Quoted passage –
GOVERNMENT CONTRACTING INSIGHTS INFOTECH
Changes in IP Rights May be on the Horizon
By Bryan Byrd, Alex Hastings, Jennifer Plitsch and Carl Wiersum

Photo: iStock
Recent findings by the National Institute of Standards and Technology could limit the scope of U.S. government rights to intellectual property, to the benefit of contractors.
Over the past year, NIST has studied strategies for maximizing innovation through government-funded research. In April, the organization published its findings in NIST Special Publication 1234, “Return on Investment Initiative for Unleashing American Innovation.”
The report recognizes that “[s]ince the 19th Century, American economic prosperity and national security have been based upon innovation — the process of invention and commercialization of new ideas into products and services in the marketplace. … America’s future competitiveness will be driven in part by our ability to capture the economic and national security benefits of emerging technologies.”
NIST’s findings are designed to inform future policy decisions throughout the federal government — including the Defense Department — in order to better pave the path between federally funded invention and marketplace commercialization.
These future policy decisions could have tremendous impact. The U.S. government invested approximately $150 billion in research and development in 2017 alone, representing about one-third of all U.S. R&D spending.
The NIST report presents 15 findings, organized under the umbrella of five strategies from President Donald Trump’s initiative to promote economic growth and national security by improving the transfer of technology from federally funded R&D to the private sector.
The five strategies include: identifying regulatory impediments and administrative improvements in federal technology transfer policies and practices; increasing engagement with private sector technology development experts and investors; building a more entrepreneurial R&D workforce; supporting innovative tools and services for technology transfer; and improving understanding of global science-and-technology trends and benchmarks.

Exercise tasks –
1 – Translate this sentence from the article on government IP rights into Spanish: "These future policy decisions could have tremendous impact."
2 – In the article on government IP rights, rewrite the part that opens with the words containing "NIST’s findings are" and closes with "and marketplace commercialization.", changing "Defense Department" to "Energy Department".

Collected material –
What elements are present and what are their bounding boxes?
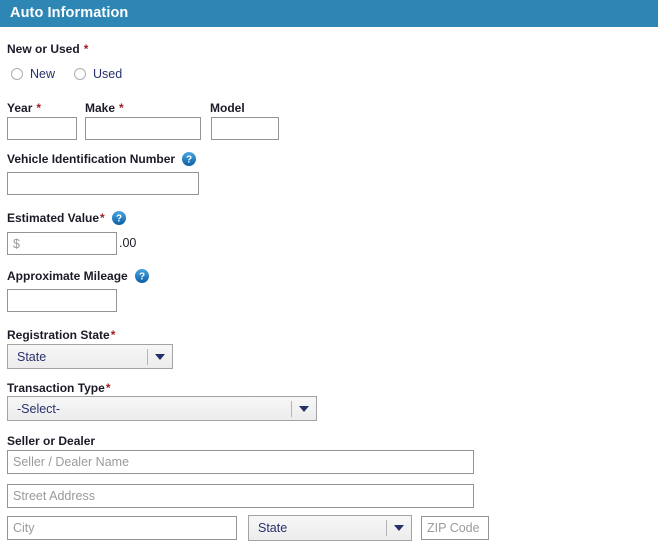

Set of answers –
1 – Estas futuras decisiones de política podrían tener un impacto tremendo.

2 –
NIST’s findings are designed to inform future policy decisions throughout the federal government — including the Energy Department — in order to better pave the path between federally funded invention and marketplace commercialization.